**TASK DETAILS**
Each entry below should be echoed exactly, with pictures omitted.

**RECORDED INFORMATION**
##############################

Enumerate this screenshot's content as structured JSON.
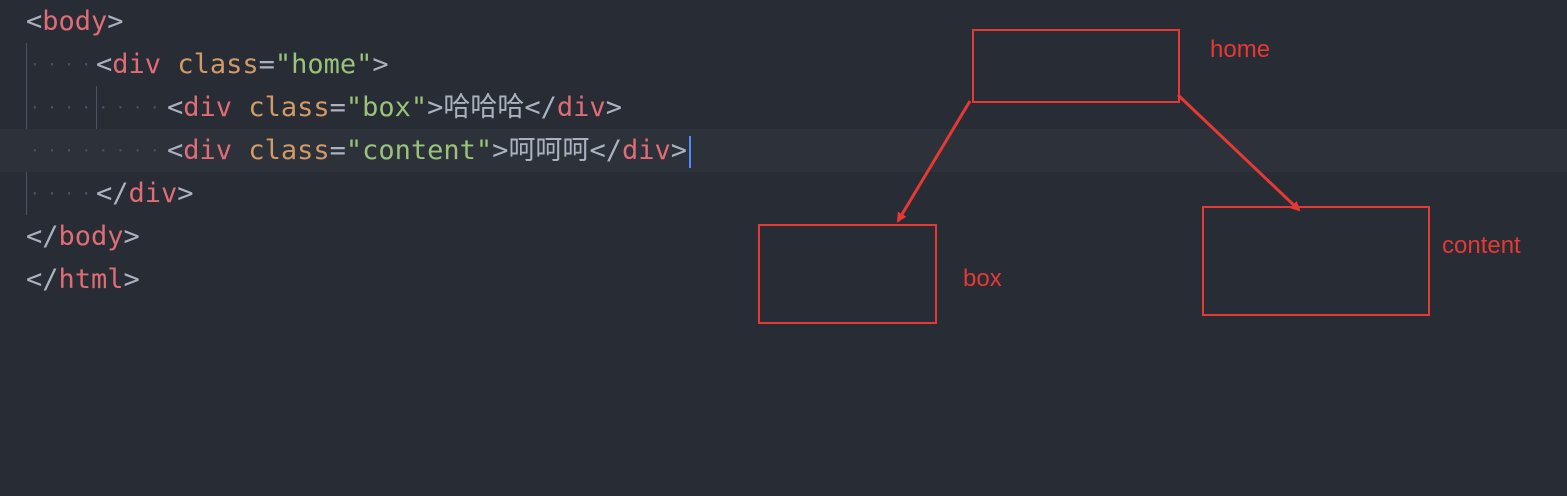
{
  "editor": {
    "lines": [
      {
        "indent": "",
        "parts": [
          {
            "t": "<",
            "c": "punct"
          },
          {
            "t": "body",
            "c": "tag"
          },
          {
            "t": ">",
            "c": "punct"
          }
        ]
      },
      {
        "indent": "····",
        "parts": [
          {
            "t": "<",
            "c": "punct"
          },
          {
            "t": "div",
            "c": "tag"
          },
          {
            "t": " ",
            "c": "text"
          },
          {
            "t": "class",
            "c": "attr"
          },
          {
            "t": "=",
            "c": "punct"
          },
          {
            "t": "\"home\"",
            "c": "str"
          },
          {
            "t": ">",
            "c": "punct"
          }
        ]
      },
      {
        "indent": "····",
        "parts": [
          {
            "t": "<",
            "c": "punct"
          },
          {
            "t": "div",
            "c": "tag"
          },
          {
            "t": " ",
            "c": "text"
          },
          {
            "t": "class",
            "c": "attr"
          },
          {
            "t": "=",
            "c": "punct"
          },
          {
            "t": "\"box\"",
            "c": "str"
          },
          {
            "t": ">",
            "c": "punct"
          },
          {
            "t": "哈哈哈",
            "c": "text"
          },
          {
            "t": "</",
            "c": "punct"
          },
          {
            "t": "div",
            "c": "tag"
          },
          {
            "t": ">",
            "c": "punct"
          }
        ]
      },
      {
        "indent": "····",
        "parts": [
          {
            "t": "<",
            "c": "punct"
          },
          {
            "t": "div",
            "c": "tag"
          },
          {
            "t": " ",
            "c": "text"
          },
          {
            "t": "class",
            "c": "attr"
          },
          {
            "t": "=",
            "c": "punct"
          },
          {
            "t": "\"content\"",
            "c": "str"
          },
          {
            "t": ">",
            "c": "punct"
          },
          {
            "t": "呵呵呵",
            "c": "text"
          },
          {
            "t": "</",
            "c": "punct"
          },
          {
            "t": "div",
            "c": "tag"
          },
          {
            "t": ">",
            "c": "punct"
          }
        ]
      },
      {
        "indent": "····",
        "parts": [
          {
            "t": "</",
            "c": "punct"
          },
          {
            "t": "div",
            "c": "tag"
          },
          {
            "t": ">",
            "c": "punct"
          }
        ]
      },
      {
        "indent": "",
        "parts": [
          {
            "t": "</",
            "c": "punct"
          },
          {
            "t": "body",
            "c": "tag"
          },
          {
            "t": ">",
            "c": "punct"
          }
        ]
      },
      {
        "indent": "",
        "parts": [
          {
            "t": "</",
            "c": "punct"
          },
          {
            "t": "html",
            "c": "tag"
          },
          {
            "t": ">",
            "c": "punct"
          }
        ]
      }
    ],
    "indent_dots_inner": "········",
    "active_line": 3
  },
  "annotation": {
    "color": "#e53935",
    "home_label": "home",
    "box_label": "box",
    "content_label": "content"
  },
  "theme": {
    "background": "#282c34",
    "tag": "#e06c75",
    "attr": "#d19a66",
    "string": "#98c379",
    "cursor": "#528bff"
  }
}
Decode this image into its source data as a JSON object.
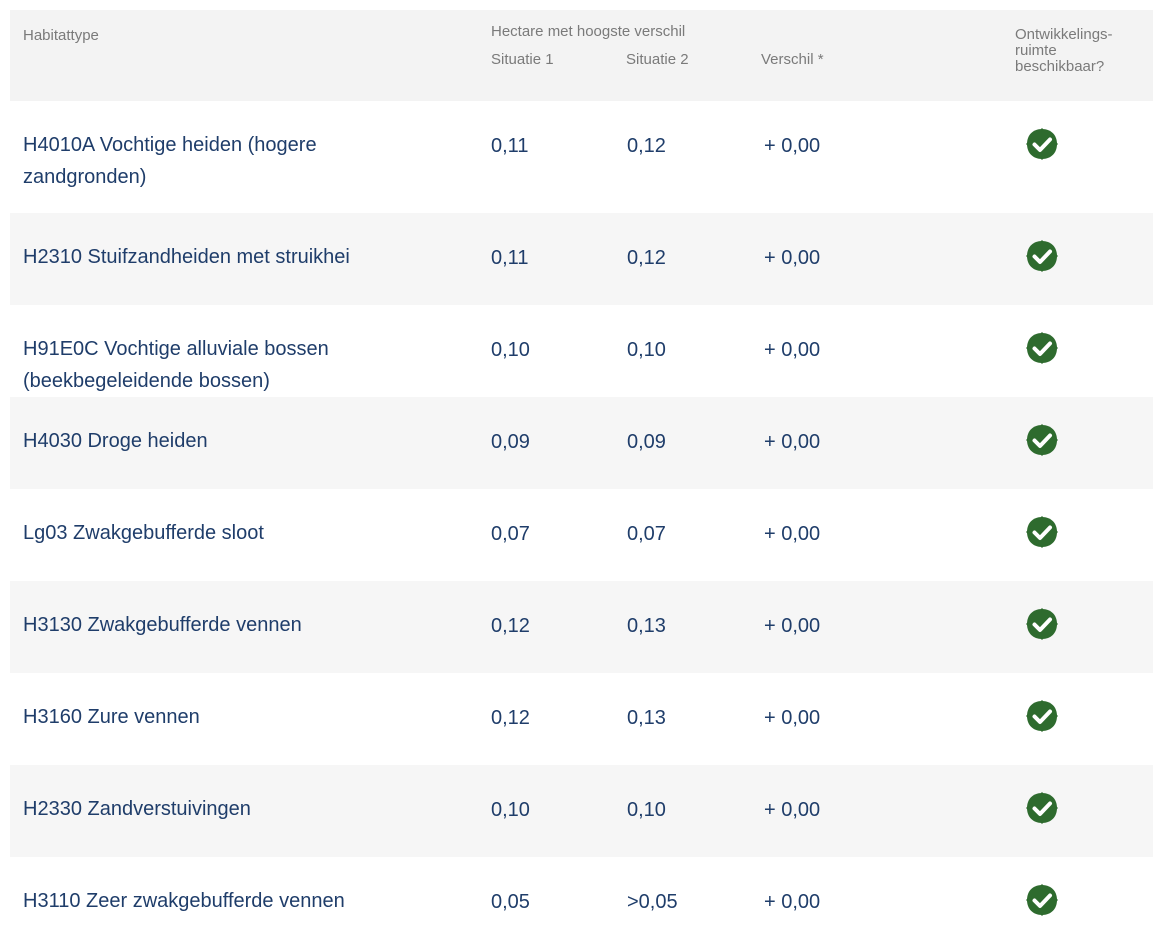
{
  "header": {
    "habitat": "Habitattype",
    "group": "Hectare met hoogste verschil",
    "situatie1": "Situatie 1",
    "situatie2": "Situatie 2",
    "verschil": "Verschil *",
    "dev_line1": "Ontwikkelings-",
    "dev_line2": "ruimte",
    "dev_line3": "beschikbaar?"
  },
  "rows": [
    {
      "name": "H4010A Vochtige heiden (hogere zandgronden)",
      "s1": "0,11",
      "s2": "0,12",
      "diff": "+ 0,00",
      "available": "check-icon"
    },
    {
      "name": "H2310 Stuifzandheiden met struikhei",
      "s1": "0,11",
      "s2": "0,12",
      "diff": "+ 0,00",
      "available": "check-icon"
    },
    {
      "name": "H91E0C Vochtige alluviale bossen (beekbegeleidende bossen)",
      "s1": "0,10",
      "s2": "0,10",
      "diff": "+ 0,00",
      "available": "check-icon"
    },
    {
      "name": "H4030 Droge heiden",
      "s1": "0,09",
      "s2": "0,09",
      "diff": "+ 0,00",
      "available": "check-icon"
    },
    {
      "name": "Lg03 Zwakgebufferde sloot",
      "s1": "0,07",
      "s2": "0,07",
      "diff": "+ 0,00",
      "available": "check-icon"
    },
    {
      "name": "H3130 Zwakgebufferde vennen",
      "s1": "0,12",
      "s2": "0,13",
      "diff": "+ 0,00",
      "available": "check-icon"
    },
    {
      "name": "H3160 Zure vennen",
      "s1": "0,12",
      "s2": "0,13",
      "diff": "+ 0,00",
      "available": "check-icon"
    },
    {
      "name": "H2330 Zandverstuivingen",
      "s1": "0,10",
      "s2": "0,10",
      "diff": "+ 0,00",
      "available": "check-icon"
    },
    {
      "name": "H3110 Zeer zwakgebufferde vennen",
      "s1": "0,05",
      "s2": ">0,05",
      "diff": "+ 0,00",
      "available": "check-icon"
    }
  ],
  "colors": {
    "text": "#1f3d6a",
    "header_text": "#7a7a7a",
    "check_bg": "#2e6b2e",
    "row_alt": "#f6f6f6"
  }
}
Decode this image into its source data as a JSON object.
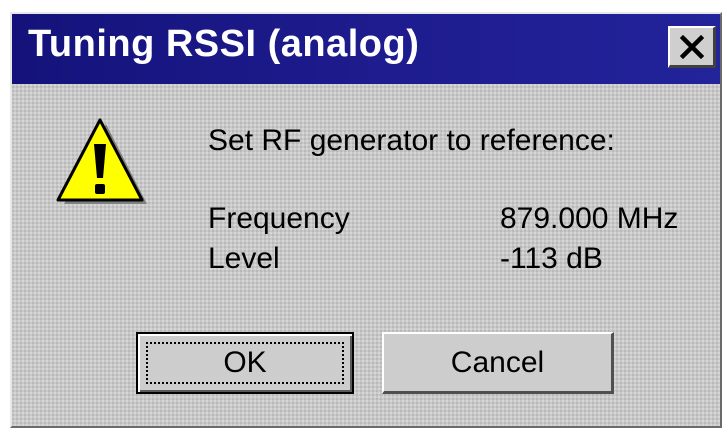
{
  "window": {
    "title": "Tuning RSSI (analog)"
  },
  "titlebar": {
    "close_icon": "close-icon",
    "color": "#1d1b8c"
  },
  "dialog": {
    "icon": "warning-icon",
    "message": "Set RF generator to reference:",
    "fields": [
      {
        "label": "Frequency",
        "value": "879.000 MHz"
      },
      {
        "label": "Level",
        "value": "-113 dB"
      }
    ]
  },
  "buttons": {
    "ok_label": "OK",
    "cancel_label": "Cancel"
  }
}
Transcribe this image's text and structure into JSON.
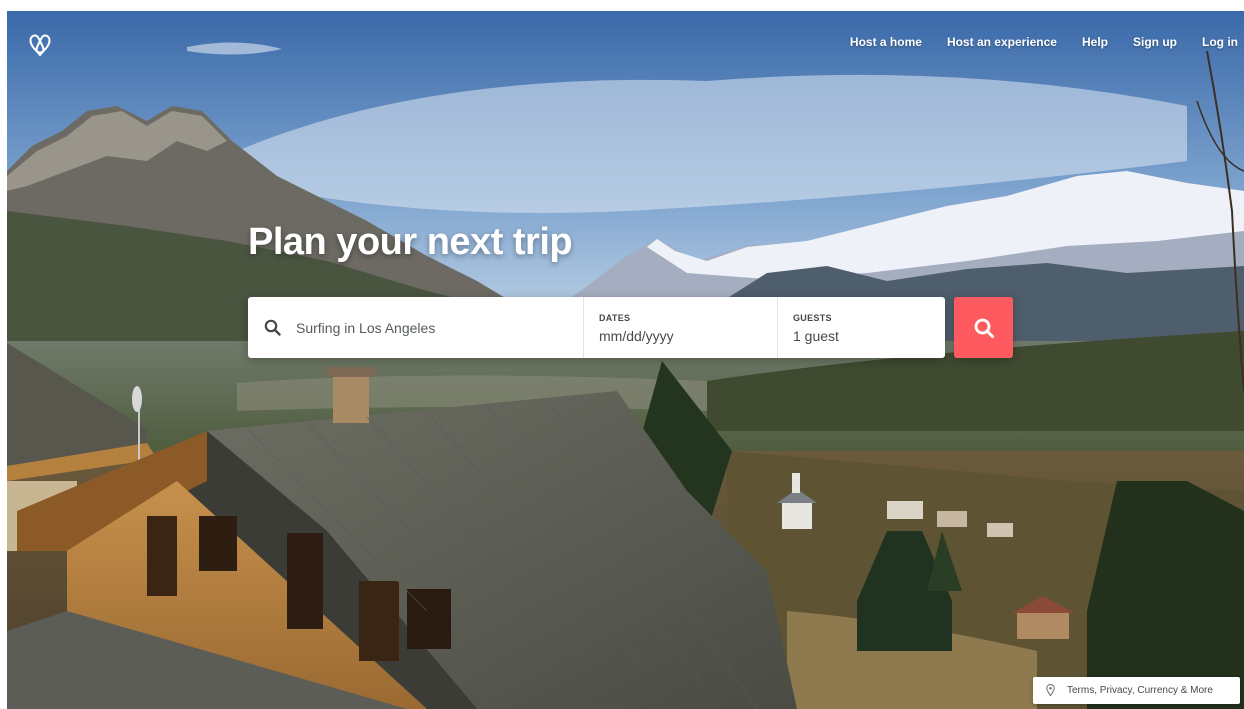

##############################

**SOLUTION TO THE PROBLEM**
Enumerate this screenshot's content as structured JSON.
{
  "editor": {
    "lines": [
      {
        "indent": "",
        "parts": [
          {
            "t": "<",
            "c": "punct"
          },
          {
            "t": "body",
            "c": "tag"
          },
          {
            "t": ">",
            "c": "punct"
          }
        ]
      },
      {
        "indent": "····",
        "parts": [
          {
            "t": "<",
            "c": "punct"
          },
          {
            "t": "div",
            "c": "tag"
          },
          {
            "t": " ",
            "c": "text"
          },
          {
            "t": "class",
            "c": "attr"
          },
          {
            "t": "=",
            "c": "punct"
          },
          {
            "t": "\"home\"",
            "c": "str"
          },
          {
            "t": ">",
            "c": "punct"
          }
        ]
      },
      {
        "indent": "····",
        "parts": [
          {
            "t": "<",
            "c": "punct"
          },
          {
            "t": "div",
            "c": "tag"
          },
          {
            "t": " ",
            "c": "text"
          },
          {
            "t": "class",
            "c": "attr"
          },
          {
            "t": "=",
            "c": "punct"
          },
          {
            "t": "\"box\"",
            "c": "str"
          },
          {
            "t": ">",
            "c": "punct"
          },
          {
            "t": "哈哈哈",
            "c": "text"
          },
          {
            "t": "</",
            "c": "punct"
          },
          {
            "t": "div",
            "c": "tag"
          },
          {
            "t": ">",
            "c": "punct"
          }
        ]
      },
      {
        "indent": "····",
        "parts": [
          {
            "t": "<",
            "c": "punct"
          },
          {
            "t": "div",
            "c": "tag"
          },
          {
            "t": " ",
            "c": "text"
          },
          {
            "t": "class",
            "c": "attr"
          },
          {
            "t": "=",
            "c": "punct"
          },
          {
            "t": "\"content\"",
            "c": "str"
          },
          {
            "t": ">",
            "c": "punct"
          },
          {
            "t": "呵呵呵",
            "c": "text"
          },
          {
            "t": "</",
            "c": "punct"
          },
          {
            "t": "div",
            "c": "tag"
          },
          {
            "t": ">",
            "c": "punct"
          }
        ]
      },
      {
        "indent": "····",
        "parts": [
          {
            "t": "</",
            "c": "punct"
          },
          {
            "t": "div",
            "c": "tag"
          },
          {
            "t": ">",
            "c": "punct"
          }
        ]
      },
      {
        "indent": "",
        "parts": [
          {
            "t": "</",
            "c": "punct"
          },
          {
            "t": "body",
            "c": "tag"
          },
          {
            "t": ">",
            "c": "punct"
          }
        ]
      },
      {
        "indent": "",
        "parts": [
          {
            "t": "</",
            "c": "punct"
          },
          {
            "t": "html",
            "c": "tag"
          },
          {
            "t": ">",
            "c": "punct"
          }
        ]
      }
    ],
    "indent_dots_inner": "········",
    "active_line": 3
  },
  "annotation": {
    "color": "#e53935",
    "home_label": "home",
    "box_label": "box",
    "content_label": "content"
  },
  "theme": {
    "background": "#282c34",
    "tag": "#e06c75",
    "attr": "#d19a66",
    "string": "#98c379",
    "cursor": "#528bff"
  }
}
Decode this image into its source data as a JSON object.
{
  "header": {
    "habitat": "Habitattype",
    "group": "Hectare met hoogste verschil",
    "situatie1": "Situatie 1",
    "situatie2": "Situatie 2",
    "verschil": "Verschil *",
    "dev_line1": "Ontwikkelings-",
    "dev_line2": "ruimte",
    "dev_line3": "beschikbaar?"
  },
  "rows": [
    {
      "name": "H4010A Vochtige heiden (hogere zandgronden)",
      "s1": "0,11",
      "s2": "0,12",
      "diff": "+ 0,00",
      "available": "check-icon"
    },
    {
      "name": "H2310 Stuifzandheiden met struikhei",
      "s1": "0,11",
      "s2": "0,12",
      "diff": "+ 0,00",
      "available": "check-icon"
    },
    {
      "name": "H91E0C Vochtige alluviale bossen (beekbegeleidende bossen)",
      "s1": "0,10",
      "s2": "0,10",
      "diff": "+ 0,00",
      "available": "check-icon"
    },
    {
      "name": "H4030 Droge heiden",
      "s1": "0,09",
      "s2": "0,09",
      "diff": "+ 0,00",
      "available": "check-icon"
    },
    {
      "name": "Lg03 Zwakgebufferde sloot",
      "s1": "0,07",
      "s2": "0,07",
      "diff": "+ 0,00",
      "available": "check-icon"
    },
    {
      "name": "H3130 Zwakgebufferde vennen",
      "s1": "0,12",
      "s2": "0,13",
      "diff": "+ 0,00",
      "available": "check-icon"
    },
    {
      "name": "H3160 Zure vennen",
      "s1": "0,12",
      "s2": "0,13",
      "diff": "+ 0,00",
      "available": "check-icon"
    },
    {
      "name": "H2330 Zandverstuivingen",
      "s1": "0,10",
      "s2": "0,10",
      "diff": "+ 0,00",
      "available": "check-icon"
    },
    {
      "name": "H3110 Zeer zwakgebufferde vennen",
      "s1": "0,05",
      "s2": ">0,05",
      "diff": "+ 0,00",
      "available": "check-icon"
    }
  ],
  "colors": {
    "text": "#1f3d6a",
    "header_text": "#7a7a7a",
    "check_bg": "#2e6b2e",
    "row_alt": "#f6f6f6"
  }
}
Decode this image into its source data as a JSON object.
{
  "window": {
    "title": "Tuning RSSI (analog)"
  },
  "titlebar": {
    "close_icon": "close-icon",
    "color": "#1d1b8c"
  },
  "dialog": {
    "icon": "warning-icon",
    "message": "Set RF generator to reference:",
    "fields": [
      {
        "label": "Frequency",
        "value": "879.000 MHz"
      },
      {
        "label": "Level",
        "value": "-113 dB"
      }
    ]
  },
  "buttons": {
    "ok_label": "OK",
    "cancel_label": "Cancel"
  }
}
Transcribe this image's text and structure into JSON.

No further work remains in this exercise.